Entries taken from a collection
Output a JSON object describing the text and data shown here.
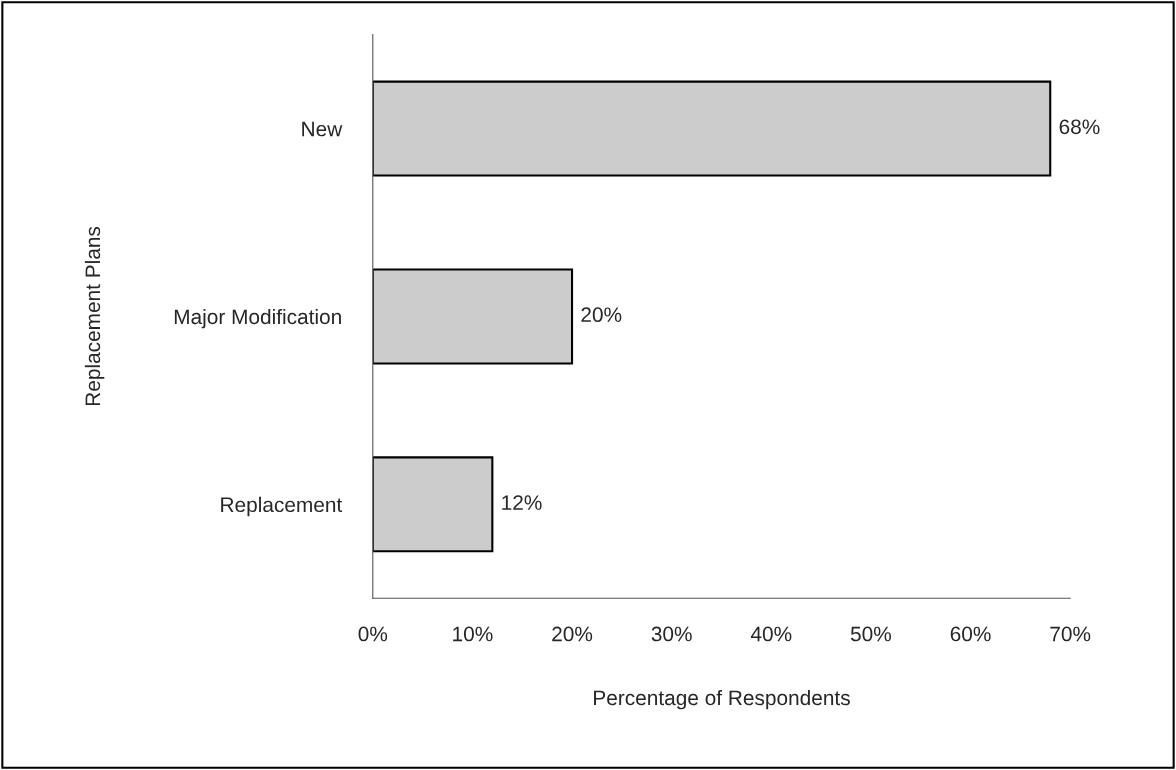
{
  "chart_data": {
    "type": "bar",
    "orientation": "horizontal",
    "categories": [
      "New",
      "Major Modification",
      "Replacement"
    ],
    "values": [
      68,
      20,
      12
    ],
    "value_labels": [
      "68%",
      "20%",
      "12%"
    ],
    "color": "#cccccc",
    "xlim": [
      0,
      70
    ],
    "xticks": [
      {
        "value": 0,
        "label": "0%"
      },
      {
        "value": 10,
        "label": "10%"
      },
      {
        "value": 20,
        "label": "20%"
      },
      {
        "value": 30,
        "label": "30%"
      },
      {
        "value": 40,
        "label": "40%"
      },
      {
        "value": 50,
        "label": "50%"
      },
      {
        "value": 60,
        "label": "60%"
      },
      {
        "value": 70,
        "label": "70%"
      }
    ],
    "xlabel": "Percentage of Respondents",
    "ylabel": "Replacement Plans",
    "grid": false
  }
}
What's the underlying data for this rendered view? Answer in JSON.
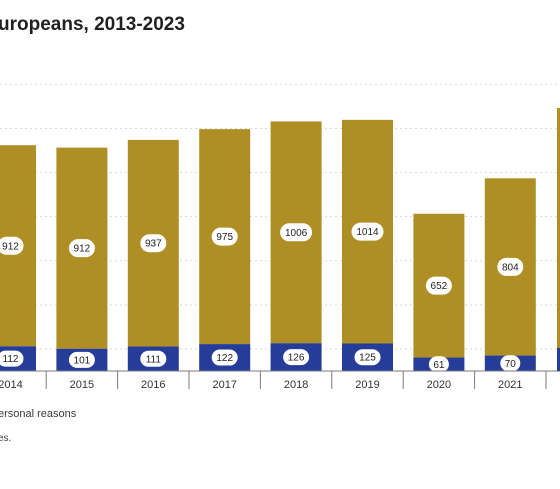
{
  "title": "uropeans, 2013-2023",
  "legend": {
    "personal_label": "ersonal reasons"
  },
  "note": "es.",
  "colors": {
    "top": "#af8f25",
    "bottom": "#263c99",
    "grid": "#d9d9d9",
    "axis": "#7a7a7a"
  },
  "chart_data": {
    "type": "bar",
    "stacked": true,
    "categories": [
      "2014",
      "2015",
      "2016",
      "2017",
      "2018",
      "2019",
      "2020",
      "2021",
      ""
    ],
    "series": [
      {
        "values": [
          112,
          101,
          111,
          122,
          126,
          125,
          61,
          70,
          null
        ]
      },
      {
        "values": [
          912,
          912,
          937,
          975,
          1006,
          1014,
          652,
          804,
          null
        ]
      }
    ],
    "ylim": [
      0,
      1250
    ],
    "grid": true
  }
}
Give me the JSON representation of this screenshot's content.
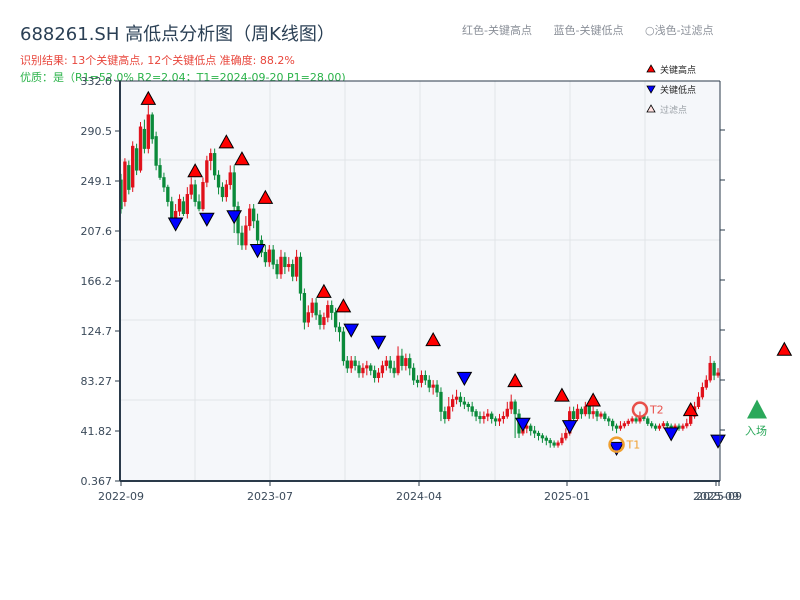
{
  "header": {
    "title": "688261.SH 高低点分析图（周K线图）",
    "result_line": "识别结果: 13个关键高点, 12个关键低点   准确度: 88.2%",
    "quality_line": "优质：是（R1=52.0%  R2=2.04；T1=2024-09-20 P1=28.00)",
    "legend_top": [
      "红色-关键高点",
      "蓝色-关键低点",
      "○浅色-过滤点"
    ]
  },
  "legend": {
    "items": [
      {
        "label": "关键高点",
        "marker": "triangle-up",
        "color": "#ff0000"
      },
      {
        "label": "关键低点",
        "marker": "triangle-down",
        "color": "#0000ff"
      },
      {
        "label": "过滤点",
        "marker": "triangle-up-outline",
        "color": "#ffe0e0"
      }
    ]
  },
  "colors": {
    "up": "#e0101a",
    "down": "#0a8a3a",
    "high_marker": "#ff0000",
    "low_marker": "#0000ff",
    "t1": "#f0a030",
    "t2": "#e8504a",
    "entry": "#2aa85a",
    "plot_bg": "#f5f7fa",
    "grid": "#e1e4e8",
    "axis": "#2a3a4a"
  },
  "chart_data": {
    "type": "candlestick",
    "title": "688261.SH 高低点分析图（周K线图）",
    "xlabel": "",
    "ylabel": "",
    "ylim": [
      0.367,
      332.0
    ],
    "yticks": [
      "332.0",
      "290.5",
      "249.1",
      "207.6",
      "166.2",
      "124.7",
      "83.27",
      "41.82",
      "0.367"
    ],
    "xticks": [
      "2022-09",
      "2023-07",
      "2024-04",
      "2025-01",
      "2025-09"
    ],
    "xtick_overlap_label": "2025-09",
    "grid": true,
    "legend_position": "top-right",
    "annotations": [
      {
        "text": "T1",
        "date": "2024-09-20",
        "price": 28.0
      },
      {
        "text": "T2",
        "price": 62.0
      },
      {
        "text": "入场",
        "price": 58.0
      }
    ],
    "candles": [
      [
        250,
        226,
        255,
        222
      ],
      [
        232,
        265,
        268,
        228
      ],
      [
        262,
        242,
        266,
        238
      ],
      [
        244,
        278,
        282,
        240
      ],
      [
        276,
        258,
        280,
        254
      ],
      [
        258,
        294,
        298,
        256
      ],
      [
        292,
        276,
        300,
        272
      ],
      [
        276,
        304,
        312,
        272
      ],
      [
        304,
        284,
        306,
        280
      ],
      [
        286,
        262,
        290,
        258
      ],
      [
        262,
        252,
        268,
        250
      ],
      [
        252,
        244,
        256,
        240
      ],
      [
        244,
        232,
        246,
        228
      ],
      [
        232,
        218,
        236,
        214
      ],
      [
        218,
        224,
        230,
        214
      ],
      [
        224,
        234,
        238,
        220
      ],
      [
        232,
        222,
        236,
        220
      ],
      [
        222,
        238,
        244,
        218
      ],
      [
        238,
        246,
        252,
        234
      ],
      [
        246,
        232,
        250,
        228
      ],
      [
        232,
        226,
        238,
        224
      ],
      [
        226,
        248,
        252,
        224
      ],
      [
        248,
        266,
        270,
        244
      ],
      [
        266,
        272,
        276,
        258
      ],
      [
        272,
        254,
        276,
        250
      ],
      [
        254,
        244,
        258,
        238
      ],
      [
        244,
        236,
        248,
        232
      ],
      [
        236,
        246,
        250,
        232
      ],
      [
        246,
        256,
        262,
        242
      ],
      [
        256,
        228,
        262,
        206
      ],
      [
        228,
        206,
        232,
        196
      ],
      [
        206,
        196,
        212,
        192
      ],
      [
        196,
        212,
        220,
        192
      ],
      [
        212,
        226,
        230,
        208
      ],
      [
        226,
        216,
        230,
        210
      ],
      [
        216,
        200,
        222,
        196
      ],
      [
        200,
        190,
        204,
        186
      ],
      [
        190,
        182,
        196,
        178
      ],
      [
        182,
        192,
        196,
        178
      ],
      [
        192,
        180,
        196,
        176
      ],
      [
        180,
        172,
        184,
        168
      ],
      [
        172,
        186,
        192,
        168
      ],
      [
        186,
        178,
        190,
        172
      ],
      [
        178,
        180,
        186,
        174
      ],
      [
        180,
        170,
        184,
        166
      ],
      [
        170,
        186,
        192,
        166
      ],
      [
        186,
        156,
        190,
        150
      ],
      [
        156,
        132,
        160,
        126
      ],
      [
        132,
        140,
        146,
        128
      ],
      [
        140,
        148,
        152,
        136
      ],
      [
        148,
        138,
        152,
        134
      ],
      [
        138,
        130,
        142,
        126
      ],
      [
        130,
        136,
        140,
        126
      ],
      [
        136,
        146,
        150,
        132
      ],
      [
        146,
        140,
        150,
        134
      ],
      [
        140,
        128,
        144,
        124
      ],
      [
        128,
        124,
        132,
        116
      ],
      [
        124,
        100,
        128,
        96
      ],
      [
        100,
        94,
        104,
        90
      ],
      [
        94,
        100,
        104,
        90
      ],
      [
        100,
        96,
        104,
        92
      ],
      [
        96,
        90,
        100,
        86
      ],
      [
        90,
        94,
        98,
        86
      ],
      [
        94,
        96,
        100,
        88
      ],
      [
        96,
        92,
        98,
        88
      ],
      [
        92,
        86,
        96,
        82
      ],
      [
        86,
        90,
        94,
        82
      ],
      [
        90,
        96,
        100,
        86
      ],
      [
        96,
        100,
        104,
        92
      ],
      [
        100,
        94,
        104,
        90
      ],
      [
        94,
        90,
        100,
        86
      ],
      [
        90,
        104,
        112,
        88
      ],
      [
        104,
        96,
        110,
        92
      ],
      [
        96,
        102,
        106,
        92
      ],
      [
        102,
        94,
        106,
        88
      ],
      [
        94,
        84,
        98,
        80
      ],
      [
        84,
        82,
        88,
        78
      ],
      [
        82,
        88,
        92,
        78
      ],
      [
        88,
        84,
        92,
        80
      ],
      [
        84,
        78,
        88,
        74
      ],
      [
        78,
        80,
        84,
        72
      ],
      [
        80,
        74,
        84,
        70
      ],
      [
        74,
        58,
        78,
        50
      ],
      [
        58,
        52,
        62,
        48
      ],
      [
        52,
        62,
        70,
        50
      ],
      [
        62,
        68,
        72,
        58
      ],
      [
        68,
        70,
        76,
        64
      ],
      [
        70,
        66,
        74,
        62
      ],
      [
        66,
        64,
        70,
        60
      ],
      [
        64,
        62,
        66,
        58
      ],
      [
        62,
        58,
        66,
        54
      ],
      [
        58,
        54,
        60,
        50
      ],
      [
        54,
        52,
        58,
        48
      ],
      [
        52,
        54,
        58,
        48
      ],
      [
        54,
        56,
        60,
        50
      ],
      [
        56,
        52,
        58,
        48
      ],
      [
        52,
        50,
        54,
        46
      ],
      [
        50,
        52,
        56,
        46
      ],
      [
        52,
        54,
        58,
        48
      ],
      [
        54,
        60,
        66,
        52
      ],
      [
        60,
        66,
        72,
        56
      ],
      [
        66,
        56,
        68,
        36
      ],
      [
        56,
        40,
        60,
        36
      ],
      [
        40,
        44,
        48,
        38
      ],
      [
        44,
        46,
        50,
        40
      ],
      [
        46,
        42,
        48,
        38
      ],
      [
        42,
        40,
        46,
        36
      ],
      [
        40,
        38,
        42,
        34
      ],
      [
        38,
        36,
        40,
        32
      ],
      [
        36,
        34,
        38,
        30
      ],
      [
        34,
        32,
        36,
        28
      ],
      [
        32,
        30,
        34,
        28
      ],
      [
        30,
        32,
        34,
        28
      ],
      [
        32,
        36,
        40,
        30
      ],
      [
        36,
        40,
        44,
        34
      ],
      [
        40,
        58,
        62,
        38
      ],
      [
        58,
        52,
        62,
        48
      ],
      [
        52,
        60,
        64,
        50
      ],
      [
        60,
        56,
        62,
        52
      ],
      [
        56,
        62,
        66,
        54
      ],
      [
        62,
        56,
        64,
        52
      ],
      [
        56,
        58,
        62,
        52
      ],
      [
        58,
        54,
        60,
        50
      ],
      [
        54,
        56,
        58,
        52
      ],
      [
        56,
        52,
        58,
        50
      ],
      [
        52,
        50,
        54,
        46
      ],
      [
        50,
        46,
        52,
        42
      ],
      [
        46,
        44,
        48,
        40
      ],
      [
        44,
        46,
        50,
        42
      ],
      [
        46,
        48,
        50,
        44
      ],
      [
        48,
        50,
        52,
        46
      ],
      [
        50,
        52,
        54,
        48
      ],
      [
        52,
        50,
        54,
        48
      ],
      [
        50,
        54,
        58,
        48
      ],
      [
        54,
        52,
        56,
        50
      ],
      [
        52,
        48,
        54,
        46
      ],
      [
        48,
        46,
        50,
        44
      ],
      [
        46,
        44,
        48,
        42
      ],
      [
        44,
        46,
        48,
        42
      ],
      [
        46,
        48,
        50,
        44
      ],
      [
        48,
        46,
        50,
        44
      ],
      [
        46,
        44,
        48,
        42
      ],
      [
        44,
        46,
        48,
        42
      ],
      [
        46,
        44,
        48,
        42
      ],
      [
        44,
        46,
        48,
        42
      ],
      [
        46,
        48,
        52,
        44
      ],
      [
        48,
        54,
        56,
        46
      ],
      [
        54,
        62,
        66,
        52
      ],
      [
        62,
        70,
        74,
        60
      ],
      [
        70,
        78,
        82,
        68
      ],
      [
        78,
        84,
        88,
        76
      ],
      [
        84,
        98,
        104,
        82
      ],
      [
        98,
        88,
        100,
        84
      ],
      [
        88,
        90,
        94,
        86
      ]
    ],
    "key_highs": [
      {
        "i": 7,
        "price": 312
      },
      {
        "i": 19,
        "price": 252
      },
      {
        "i": 27,
        "price": 276
      },
      {
        "i": 31,
        "price": 262
      },
      {
        "i": 37,
        "price": 230
      },
      {
        "i": 52,
        "price": 152
      },
      {
        "i": 57,
        "price": 140
      },
      {
        "i": 80,
        "price": 112
      },
      {
        "i": 101,
        "price": 78
      },
      {
        "i": 113,
        "price": 66
      },
      {
        "i": 121,
        "price": 62
      },
      {
        "i": 146,
        "price": 54
      },
      {
        "i": 170,
        "price": 104
      }
    ],
    "key_lows": [
      {
        "i": 14,
        "price": 214
      },
      {
        "i": 22,
        "price": 218
      },
      {
        "i": 29,
        "price": 220
      },
      {
        "i": 35,
        "price": 192
      },
      {
        "i": 59,
        "price": 126
      },
      {
        "i": 66,
        "price": 116
      },
      {
        "i": 88,
        "price": 86
      },
      {
        "i": 103,
        "price": 48
      },
      {
        "i": 115,
        "price": 46
      },
      {
        "i": 127,
        "price": 28
      },
      {
        "i": 141,
        "price": 40
      },
      {
        "i": 153,
        "price": 34
      }
    ],
    "t1": {
      "i": 127,
      "price": 28
    },
    "t2": {
      "i": 133,
      "price": 62
    },
    "entry": {
      "i": 163,
      "price": 58
    }
  }
}
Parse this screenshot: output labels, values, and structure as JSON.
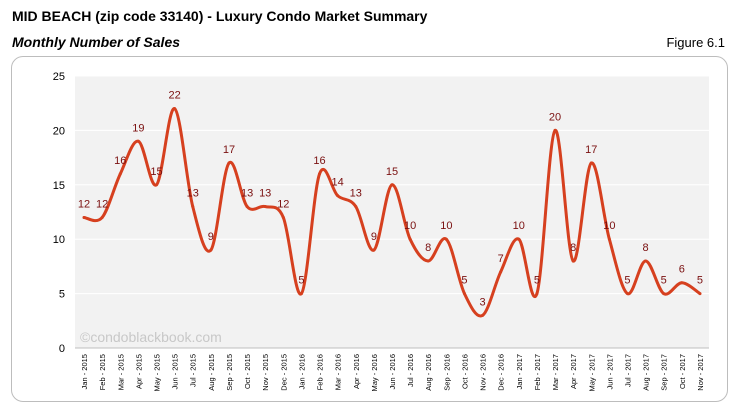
{
  "header": {
    "title": "MID BEACH (zip code 33140) - Luxury Condo Market Summary",
    "subtitle": "Monthly Number of Sales",
    "figure_label": "Figure 6.1"
  },
  "watermark": "©condoblackbook.com",
  "colors": {
    "line": "#d6401f",
    "data_label": "#7a1010",
    "plot_bg": "#f2f2f2",
    "gridline": "#ffffff"
  },
  "chart_data": {
    "type": "line",
    "title": "Monthly Number of Sales",
    "categories": [
      "Jan - 2015",
      "Feb - 2015",
      "Mar - 2015",
      "Apr - 2015",
      "May - 2015",
      "Jun - 2015",
      "Jul - 2015",
      "Aug - 2015",
      "Sep - 2015",
      "Oct - 2015",
      "Nov - 2015",
      "Dec - 2015",
      "Jan - 2016",
      "Feb - 2016",
      "Mar - 2016",
      "Apr - 2016",
      "May - 2016",
      "Jun - 2016",
      "Jul - 2016",
      "Aug - 2016",
      "Sep - 2016",
      "Oct - 2016",
      "Nov - 2016",
      "Dec - 2016",
      "Jan - 2017",
      "Feb - 2017",
      "Mar - 2017",
      "Apr - 2017",
      "May - 2017",
      "Jun - 2017",
      "Jul - 2017",
      "Aug - 2017",
      "Sep - 2017",
      "Oct - 2017",
      "Nov - 2017"
    ],
    "series": [
      {
        "values": [
          12,
          12,
          16,
          19,
          15,
          22,
          13,
          9,
          17,
          13,
          13,
          12,
          5,
          16,
          14,
          13,
          9,
          15,
          10,
          8,
          10,
          5,
          3,
          7,
          10,
          5,
          20,
          8,
          17,
          10,
          5,
          8,
          5,
          6,
          5
        ]
      }
    ],
    "ylim": [
      0,
      25
    ],
    "yticks": [
      0,
      5,
      10,
      15,
      20,
      25
    ],
    "grid": true,
    "legend": "none"
  }
}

Directions for this task =>
Where a line holds the string "Replacement", copy that line.

Output for this task =>
      "Replacement"
    "ylabel": "Replacement Plans",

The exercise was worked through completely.